### PROBLEM TO WORK ON
Set down the full listing exactly, character for character.

### ENTRIES SUPPLIED
>>>
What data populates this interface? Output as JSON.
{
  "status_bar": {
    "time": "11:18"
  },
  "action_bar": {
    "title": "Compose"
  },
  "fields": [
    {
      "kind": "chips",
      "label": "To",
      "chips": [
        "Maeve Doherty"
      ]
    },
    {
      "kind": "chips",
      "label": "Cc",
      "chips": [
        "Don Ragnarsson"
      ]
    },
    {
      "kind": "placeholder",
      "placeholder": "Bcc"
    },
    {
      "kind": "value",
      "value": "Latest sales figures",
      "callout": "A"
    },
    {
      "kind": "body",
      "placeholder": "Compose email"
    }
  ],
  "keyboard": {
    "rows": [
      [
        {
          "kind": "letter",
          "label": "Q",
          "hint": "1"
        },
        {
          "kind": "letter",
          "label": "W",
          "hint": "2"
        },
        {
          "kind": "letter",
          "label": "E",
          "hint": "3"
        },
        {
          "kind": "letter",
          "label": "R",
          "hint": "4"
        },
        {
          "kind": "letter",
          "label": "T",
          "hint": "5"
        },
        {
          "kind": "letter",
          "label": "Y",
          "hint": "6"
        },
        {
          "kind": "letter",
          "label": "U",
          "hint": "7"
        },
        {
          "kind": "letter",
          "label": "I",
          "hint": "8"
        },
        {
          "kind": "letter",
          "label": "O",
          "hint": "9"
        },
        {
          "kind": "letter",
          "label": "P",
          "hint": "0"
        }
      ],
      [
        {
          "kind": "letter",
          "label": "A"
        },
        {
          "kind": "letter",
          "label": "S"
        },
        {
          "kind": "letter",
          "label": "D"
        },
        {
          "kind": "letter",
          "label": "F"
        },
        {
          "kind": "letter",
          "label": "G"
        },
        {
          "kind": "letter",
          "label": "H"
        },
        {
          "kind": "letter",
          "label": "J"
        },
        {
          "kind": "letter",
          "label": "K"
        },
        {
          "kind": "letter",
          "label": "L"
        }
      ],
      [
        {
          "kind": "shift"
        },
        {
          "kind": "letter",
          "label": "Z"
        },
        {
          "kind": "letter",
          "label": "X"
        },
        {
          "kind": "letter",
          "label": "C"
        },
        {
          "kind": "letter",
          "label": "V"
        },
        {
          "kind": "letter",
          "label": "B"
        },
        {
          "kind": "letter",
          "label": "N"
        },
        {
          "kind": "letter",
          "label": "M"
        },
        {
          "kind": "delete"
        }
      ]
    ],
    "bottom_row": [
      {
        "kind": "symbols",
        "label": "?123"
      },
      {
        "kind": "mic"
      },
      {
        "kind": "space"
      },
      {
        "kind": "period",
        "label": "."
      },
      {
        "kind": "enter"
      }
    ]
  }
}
<<<
### SOLUTION
What data populates this interface? Output as JSON.
{
  "status_bar": {
    "time": "11:18"
  },
  "action_bar": {
    "title": "Compose"
  },
  "fields": [
    {
      "kind": "chips",
      "label": "To",
      "chips": [
        "Maeve Doherty"
      ]
    },
    {
      "kind": "chips",
      "label": "Cc",
      "chips": [
        "Don Ragnarsson"
      ]
    },
    {
      "kind": "placeholder",
      "placeholder": "Bcc"
    },
    {
      "kind": "value",
      "value": "Latest sales figures",
      "callout": "A"
    },
    {
      "kind": "body",
      "placeholder": "Compose email"
    }
  ],
  "keyboard": {
    "rows": [
      [
        {
          "kind": "letter",
          "label": "Q",
          "hint": "1"
        },
        {
          "kind": "letter",
          "label": "W",
          "hint": "2"
        },
        {
          "kind": "letter",
          "label": "E",
          "hint": "3"
        },
        {
          "kind": "letter",
          "label": "R",
          "hint": "4"
        },
        {
          "kind": "letter",
          "label": "T",
          "hint": "5"
        },
        {
          "kind": "letter",
          "label": "Y",
          "hint": "6"
        },
        {
          "kind": "letter",
          "label": "U",
          "hint": "7"
        },
        {
          "kind": "letter",
          "label": "I",
          "hint": "8"
        },
        {
          "kind": "letter",
          "label": "O",
          "hint": "9"
        },
        {
          "kind": "letter",
          "label": "P",
          "hint": "0"
        }
      ],
      [
        {
          "kind": "letter",
          "label": "A"
        },
        {
          "kind": "letter",
          "label": "S"
        },
        {
          "kind": "letter",
          "label": "D"
        },
        {
          "kind": "letter",
          "label": "F"
        },
        {
          "kind": "letter",
          "label": "G"
        },
        {
          "kind": "letter",
          "label": "H"
        },
        {
          "kind": "letter",
          "label": "J"
        },
        {
          "kind": "letter",
          "label": "K"
        },
        {
          "kind": "letter",
          "label": "L"
        }
      ],
      [
        {
          "kind": "shift"
        },
        {
          "kind": "letter",
          "label": "Z"
        },
        {
          "kind": "letter",
          "label": "X"
        },
        {
          "kind": "letter",
          "label": "C"
        },
        {
          "kind": "letter",
          "label": "V"
        },
        {
          "kind": "letter",
          "label": "B"
        },
        {
          "kind": "letter",
          "label": "N"
        },
        {
          "kind": "letter",
          "label": "M"
        },
        {
          "kind": "delete"
        }
      ]
    ],
    "bottom_row": [
      {
        "kind": "symbols",
        "label": "?123"
      },
      {
        "kind": "mic"
      },
      {
        "kind": "space"
      },
      {
        "kind": "period",
        "label": "."
      },
      {
        "kind": "enter"
      }
    ]
  }
}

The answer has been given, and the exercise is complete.